Problem: Only the lines from the one with "Extract all readable text from this page." onward are wanted, through the last line of the entries, set down exactly.

Information supplied:

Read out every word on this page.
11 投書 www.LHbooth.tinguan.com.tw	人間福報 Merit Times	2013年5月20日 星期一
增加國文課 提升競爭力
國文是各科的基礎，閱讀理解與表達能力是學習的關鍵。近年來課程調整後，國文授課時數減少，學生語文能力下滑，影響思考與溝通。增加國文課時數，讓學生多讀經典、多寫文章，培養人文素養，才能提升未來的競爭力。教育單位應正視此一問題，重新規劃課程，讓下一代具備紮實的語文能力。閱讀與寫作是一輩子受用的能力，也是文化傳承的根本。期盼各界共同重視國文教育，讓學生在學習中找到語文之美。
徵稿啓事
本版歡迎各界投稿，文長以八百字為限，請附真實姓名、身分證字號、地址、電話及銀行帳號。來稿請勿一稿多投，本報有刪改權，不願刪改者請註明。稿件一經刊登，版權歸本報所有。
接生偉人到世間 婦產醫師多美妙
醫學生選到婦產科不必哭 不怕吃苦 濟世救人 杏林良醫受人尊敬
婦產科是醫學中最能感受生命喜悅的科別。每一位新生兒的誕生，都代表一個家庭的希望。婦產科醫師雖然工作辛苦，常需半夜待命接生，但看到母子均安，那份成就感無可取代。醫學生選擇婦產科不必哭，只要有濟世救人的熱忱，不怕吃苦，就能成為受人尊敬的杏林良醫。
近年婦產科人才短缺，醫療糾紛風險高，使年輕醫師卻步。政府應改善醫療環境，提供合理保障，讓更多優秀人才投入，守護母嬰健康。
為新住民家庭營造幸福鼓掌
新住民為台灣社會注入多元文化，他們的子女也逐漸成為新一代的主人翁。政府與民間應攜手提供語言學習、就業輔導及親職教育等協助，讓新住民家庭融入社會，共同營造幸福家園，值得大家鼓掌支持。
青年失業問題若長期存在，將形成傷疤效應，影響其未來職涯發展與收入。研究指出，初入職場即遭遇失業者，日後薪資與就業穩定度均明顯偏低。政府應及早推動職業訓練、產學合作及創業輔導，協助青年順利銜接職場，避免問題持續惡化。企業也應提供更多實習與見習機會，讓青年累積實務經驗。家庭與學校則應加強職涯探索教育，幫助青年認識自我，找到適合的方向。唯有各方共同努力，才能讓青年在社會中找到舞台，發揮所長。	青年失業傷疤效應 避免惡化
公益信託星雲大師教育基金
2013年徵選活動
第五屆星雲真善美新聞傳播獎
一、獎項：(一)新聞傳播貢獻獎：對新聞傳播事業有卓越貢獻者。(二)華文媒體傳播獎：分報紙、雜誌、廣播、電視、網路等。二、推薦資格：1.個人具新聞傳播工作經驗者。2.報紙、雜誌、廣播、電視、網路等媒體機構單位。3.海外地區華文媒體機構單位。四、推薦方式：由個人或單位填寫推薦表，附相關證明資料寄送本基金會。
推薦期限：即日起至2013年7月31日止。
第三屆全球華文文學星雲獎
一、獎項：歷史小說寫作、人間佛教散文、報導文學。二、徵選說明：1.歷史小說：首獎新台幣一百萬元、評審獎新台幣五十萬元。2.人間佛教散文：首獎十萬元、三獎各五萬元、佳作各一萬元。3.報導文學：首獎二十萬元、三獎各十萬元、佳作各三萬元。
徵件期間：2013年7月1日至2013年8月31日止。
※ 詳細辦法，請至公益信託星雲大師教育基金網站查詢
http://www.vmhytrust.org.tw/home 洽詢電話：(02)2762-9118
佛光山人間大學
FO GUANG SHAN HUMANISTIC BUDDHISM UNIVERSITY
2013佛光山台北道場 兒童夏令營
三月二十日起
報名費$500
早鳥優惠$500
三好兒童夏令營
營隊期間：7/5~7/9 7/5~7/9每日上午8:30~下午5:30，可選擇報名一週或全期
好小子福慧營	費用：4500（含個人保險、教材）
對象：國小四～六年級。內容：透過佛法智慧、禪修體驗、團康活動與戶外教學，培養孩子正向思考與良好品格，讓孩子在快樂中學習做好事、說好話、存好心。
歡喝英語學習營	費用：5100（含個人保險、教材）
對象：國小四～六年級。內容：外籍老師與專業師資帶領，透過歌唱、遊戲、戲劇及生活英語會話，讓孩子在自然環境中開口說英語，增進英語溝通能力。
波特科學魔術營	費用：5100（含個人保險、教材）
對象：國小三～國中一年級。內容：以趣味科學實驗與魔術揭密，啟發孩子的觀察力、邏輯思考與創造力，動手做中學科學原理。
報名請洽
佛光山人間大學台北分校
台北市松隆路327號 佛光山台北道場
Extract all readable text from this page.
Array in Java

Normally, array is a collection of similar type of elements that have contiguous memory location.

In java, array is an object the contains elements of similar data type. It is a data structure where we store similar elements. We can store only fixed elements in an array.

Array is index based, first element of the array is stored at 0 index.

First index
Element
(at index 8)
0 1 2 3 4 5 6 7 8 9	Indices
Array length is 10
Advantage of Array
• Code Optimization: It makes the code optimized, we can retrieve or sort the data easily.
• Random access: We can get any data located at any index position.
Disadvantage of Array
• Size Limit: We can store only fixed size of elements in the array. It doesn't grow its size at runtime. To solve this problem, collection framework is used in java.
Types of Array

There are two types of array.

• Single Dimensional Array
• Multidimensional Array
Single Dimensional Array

Output of the exercise:
Extract all readable text from this page.
Array in Java

Normally, array is a collection of similar type of elements that have contiguous memory location.

In java, array is an object the contains elements of similar data type. It is a data structure where we store similar elements. We can store only fixed elements in an array.

Array is index based, first element of the array is stored at 0 index.

First index
Element
(at index 8)
0 1 2 3 4 5 6 7 8 9	Indices
Array length is 10
Advantage of Array
• Code Optimization: It makes the code optimized, we can retrieve or sort the data easily.
• Random access: We can get any data located at any index position.
Disadvantage of Array
• Size Limit: We can store only fixed size of elements in the array. It doesn't grow its size at runtime. To solve this problem, collection framework is used in java.
Types of Array

There are two types of array.

• Single Dimensional Array
• Multidimensional Array
Single Dimensional Array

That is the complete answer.